- **What is required**
Carry on the forum thread about reading a Parquet file's schema from Azure Data Lake with Python, starting right after its last line.

::: Excerpt provided

1
votes

It is possible get schema of parquet file using Azure Function in Python without download file from datalake ? I using BlobStorageClient to connect to data lake and get the files and containers but i have no idea how can i dispatcher the command using for example pyarrow.

About pyarrow: https://arrow.apache.org/docs/python/parquet.html

BlobStorageClient: https://docs.microsoft.com/en-us/azure/storage/blobs/storage-quickstart-blobs-python-legacy

2
Do you mind if using stream to implement it?Jim Xu

2 Answers

2
votes

Regarding the issue, please refer to the following script

import pyarrow.parquet as pq
import io
from azure.storage.blob import BlobServiceClient

blob_service_client = BlobServiceClient.from_connection_string(conn_str)

::::::
::: Information given

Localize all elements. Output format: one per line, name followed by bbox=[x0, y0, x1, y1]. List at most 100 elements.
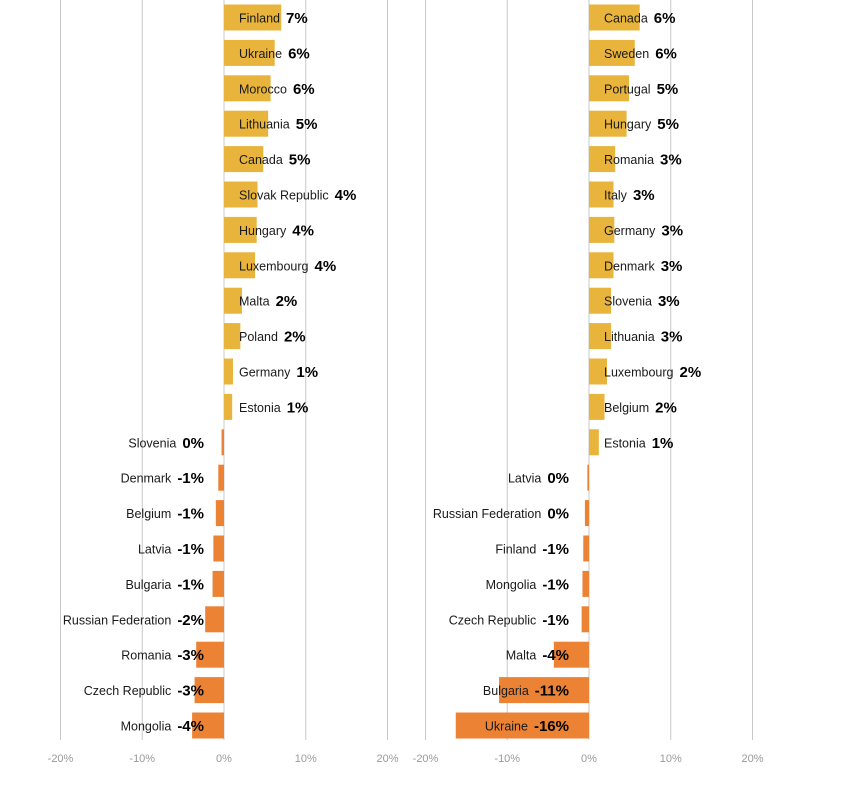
category-label: Finland bbox=[495, 543, 536, 557]
category-label: Sweden bbox=[604, 47, 649, 61]
x-tick-label: -10% bbox=[494, 753, 520, 765]
data-label: -4% bbox=[542, 647, 569, 664]
data-label: 3% bbox=[661, 258, 683, 275]
category-label: Malta bbox=[506, 649, 537, 663]
data-label: 3% bbox=[661, 222, 683, 239]
data-label: 4% bbox=[315, 258, 337, 275]
x-tick-label: 0% bbox=[216, 753, 232, 765]
bar bbox=[192, 712, 224, 739]
bar bbox=[589, 252, 614, 279]
data-label: -1% bbox=[177, 506, 204, 523]
bar bbox=[194, 677, 224, 704]
data-label: -16% bbox=[534, 718, 569, 735]
bar bbox=[224, 4, 282, 31]
data-label: -1% bbox=[542, 612, 569, 629]
category-label: Italy bbox=[604, 189, 628, 203]
bar bbox=[589, 4, 640, 31]
bar bbox=[553, 641, 589, 668]
bar bbox=[583, 535, 589, 562]
bar bbox=[205, 606, 224, 633]
data-label: -3% bbox=[177, 683, 204, 700]
category-label: Germany bbox=[239, 366, 291, 380]
x-tick-label: 20% bbox=[376, 753, 398, 765]
category-label: Malta bbox=[239, 295, 270, 309]
category-label: Luxembourg bbox=[604, 366, 674, 380]
bar bbox=[224, 110, 269, 137]
data-label: -11% bbox=[535, 683, 569, 700]
category-label: Ukraine bbox=[239, 47, 282, 61]
data-label: 5% bbox=[296, 116, 318, 133]
data-label: 5% bbox=[657, 81, 679, 98]
category-label: Belgium bbox=[126, 507, 171, 521]
category-label: Slovenia bbox=[604, 295, 652, 309]
bar bbox=[589, 146, 616, 173]
category-label: Hungary bbox=[239, 224, 287, 238]
category-label: Luxembourg bbox=[239, 259, 309, 273]
x-tick-label: -10% bbox=[129, 753, 155, 765]
category-label: Bulgaria bbox=[125, 578, 171, 592]
bar bbox=[224, 358, 233, 385]
bar bbox=[213, 535, 224, 562]
category-label: Morocco bbox=[239, 82, 287, 96]
category-label: Latvia bbox=[138, 543, 171, 557]
bar bbox=[589, 216, 615, 243]
category-label: Denmark bbox=[604, 259, 655, 273]
category-label: Finland bbox=[239, 12, 280, 26]
data-label: -1% bbox=[177, 470, 204, 487]
data-label: 0% bbox=[547, 470, 569, 487]
bar bbox=[589, 181, 614, 208]
bar bbox=[224, 181, 258, 208]
category-label: Canada bbox=[604, 12, 648, 26]
category-label: Romania bbox=[604, 153, 654, 167]
category-label: Denmark bbox=[121, 472, 172, 486]
data-label: 6% bbox=[654, 10, 676, 27]
bar bbox=[455, 712, 589, 739]
bar bbox=[224, 39, 275, 66]
data-label: 2% bbox=[276, 293, 298, 310]
data-label: 6% bbox=[288, 45, 310, 62]
bar bbox=[224, 323, 241, 350]
category-label: Ukraine bbox=[485, 720, 528, 734]
x-tick-label: 10% bbox=[660, 753, 682, 765]
category-label: Bulgaria bbox=[483, 684, 529, 698]
category-label: Mongolia bbox=[486, 578, 537, 592]
bar bbox=[215, 500, 224, 527]
data-label: 5% bbox=[289, 152, 311, 169]
bar bbox=[224, 252, 256, 279]
x-tick-label: 0% bbox=[581, 753, 597, 765]
x-tick-label: 20% bbox=[741, 753, 763, 765]
data-label: -1% bbox=[177, 541, 204, 558]
bar bbox=[589, 110, 627, 137]
category-label: Canada bbox=[239, 153, 283, 167]
bar bbox=[589, 393, 605, 420]
bar bbox=[224, 393, 233, 420]
chart-panel-left: -20% -10% 0% 10% 20% Finland 7% Ukraine 6% Morocc… bbox=[48, 0, 399, 765]
category-label: Lithuania bbox=[239, 118, 290, 132]
bar bbox=[224, 216, 257, 243]
category-label: Belgium bbox=[604, 401, 649, 415]
category-label: Romania bbox=[121, 649, 171, 663]
data-label: -3% bbox=[177, 647, 204, 664]
category-label: Estonia bbox=[239, 401, 281, 415]
data-label: 1% bbox=[296, 364, 318, 381]
category-label: Slovenia bbox=[128, 436, 176, 450]
data-label: 7% bbox=[286, 10, 308, 27]
data-label: -1% bbox=[542, 541, 569, 558]
bar bbox=[589, 358, 607, 385]
data-label: 3% bbox=[633, 187, 655, 204]
bar bbox=[499, 677, 589, 704]
data-label: 6% bbox=[655, 45, 677, 62]
data-label: 6% bbox=[293, 81, 315, 98]
bar bbox=[589, 39, 635, 66]
data-label: 2% bbox=[655, 399, 677, 416]
chart-panel-right: -20% -10% 0% 10% 20% Canada 6% Sweden 6% Portugal… bbox=[413, 0, 764, 765]
x-tick-label: 10% bbox=[295, 753, 317, 765]
category-label: Hungary bbox=[604, 118, 652, 132]
bar bbox=[584, 500, 589, 527]
category-label: Czech Republic bbox=[84, 684, 172, 698]
data-label: 4% bbox=[335, 187, 357, 204]
category-label: Estonia bbox=[604, 436, 646, 450]
bar bbox=[587, 464, 589, 491]
bar bbox=[196, 641, 224, 668]
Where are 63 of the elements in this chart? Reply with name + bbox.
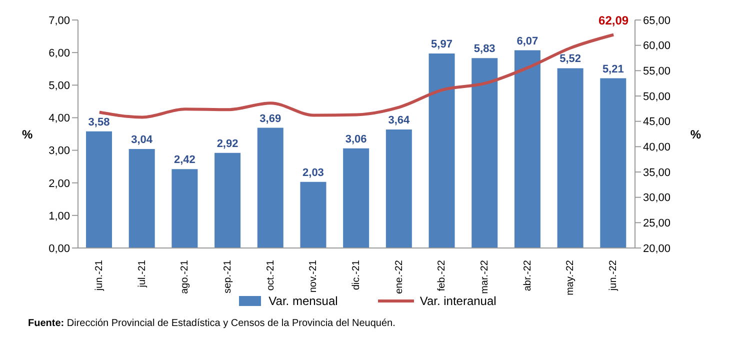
bar bbox=[557, 68, 584, 248]
data-label: 2,42 bbox=[174, 154, 196, 166]
bar bbox=[257, 128, 284, 248]
bar bbox=[472, 58, 498, 248]
source-note: Fuente: Dirección Provincial de Estadística y Censos de la Provincia del Neuquén. bbox=[28, 318, 396, 329]
y2-axis-title: % bbox=[690, 127, 702, 142]
data-label: 3,06 bbox=[345, 133, 367, 146]
data-label: 5,52 bbox=[560, 53, 582, 66]
x-tick-label: nov.-21 bbox=[308, 260, 320, 293]
x-tick-label: ago.-21 bbox=[180, 260, 191, 294]
y2-tick-label: 55,00 bbox=[643, 66, 671, 78]
data-label: 3,04 bbox=[131, 134, 154, 146]
y-tick-label: 6,00 bbox=[48, 47, 70, 60]
x-tick-label: jun.-22 bbox=[608, 260, 620, 292]
bar bbox=[172, 169, 198, 248]
bar bbox=[514, 50, 540, 248]
x-tick-label: mar.-22 bbox=[480, 260, 491, 294]
bar bbox=[214, 152, 241, 248]
legend-label: Var. mensual bbox=[268, 294, 338, 308]
y-tick-label: 1,00 bbox=[48, 210, 70, 222]
data-label: 3,69 bbox=[260, 112, 282, 125]
y2-tick-label: 45,00 bbox=[643, 116, 671, 128]
y-tick-label: 0,00 bbox=[48, 242, 70, 255]
y-tick-label: 2,00 bbox=[48, 178, 70, 190]
x-tick-label: dic.-21 bbox=[351, 260, 362, 290]
bar bbox=[386, 129, 412, 248]
x-tick-label: oct.-21 bbox=[265, 260, 276, 291]
y2-tick-label: 65,00 bbox=[643, 14, 671, 27]
x-tick-label: may.-22 bbox=[565, 260, 576, 296]
y-tick-label: 7,00 bbox=[48, 14, 70, 27]
bar bbox=[343, 148, 370, 248]
bar bbox=[128, 148, 155, 248]
data-label: 3,64 bbox=[388, 114, 411, 126]
y2-tick-label: 20,00 bbox=[643, 242, 671, 255]
y-axis-title: % bbox=[22, 127, 33, 142]
data-label: 3,58 bbox=[88, 116, 110, 128]
bar bbox=[300, 182, 326, 248]
bar bbox=[428, 54, 455, 248]
data-label: 2,03 bbox=[302, 166, 324, 179]
bar bbox=[600, 78, 626, 248]
x-tick-label: ene.-22 bbox=[394, 260, 405, 294]
legend-label: Var. interanual bbox=[420, 294, 496, 308]
x-tick-label: jul.-21 bbox=[136, 260, 148, 288]
y2-tick-label: 40,00 bbox=[643, 142, 671, 154]
data-label: 2,92 bbox=[216, 138, 238, 150]
data-label: 5,83 bbox=[474, 43, 496, 56]
y2-tick-label: 60,00 bbox=[643, 40, 671, 52]
y2-tick-label: 30,00 bbox=[643, 192, 671, 204]
y2-tick-label: 35,00 bbox=[643, 166, 671, 179]
y-tick-label: 4,00 bbox=[48, 112, 70, 125]
bar bbox=[86, 131, 112, 248]
y-tick-label: 5,00 bbox=[48, 80, 70, 92]
x-tick-label: feb.-22 bbox=[436, 260, 448, 292]
data-label: 5,21 bbox=[602, 63, 624, 76]
data-label: 62,09 bbox=[598, 14, 629, 28]
y2-tick-label: 25,00 bbox=[643, 218, 671, 230]
x-tick-label: jun.-21 bbox=[94, 260, 105, 292]
data-label: 6,07 bbox=[516, 35, 538, 48]
y-tick-label: 3,00 bbox=[48, 145, 70, 158]
x-tick-label: abr.-22 bbox=[522, 260, 534, 292]
x-tick-label: sep.-21 bbox=[222, 260, 234, 294]
data-label: 5,97 bbox=[431, 38, 452, 51]
y2-tick-label: 50,00 bbox=[643, 90, 671, 103]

::::::

- **The response**
container_client = blob_service_client.get_container_client('test')
blob_client = container_client.get_blob_client('test.parquet')

with io.BytesIO() as f:
    download_stream = blob_client.download_blob(0)
    download_stream.readinto(f)
    schema = pq.read_schema(f)
    print(schema)

0
votes

It is possible to read both parquet schema and parquet metadata without reading the file content using read_schema and read_metadata:

import pyarrow.parquet as pq

fname = 'filename.parquet'
meta = pq.read_metadata(fname)
schema = pq.read_schema(fname)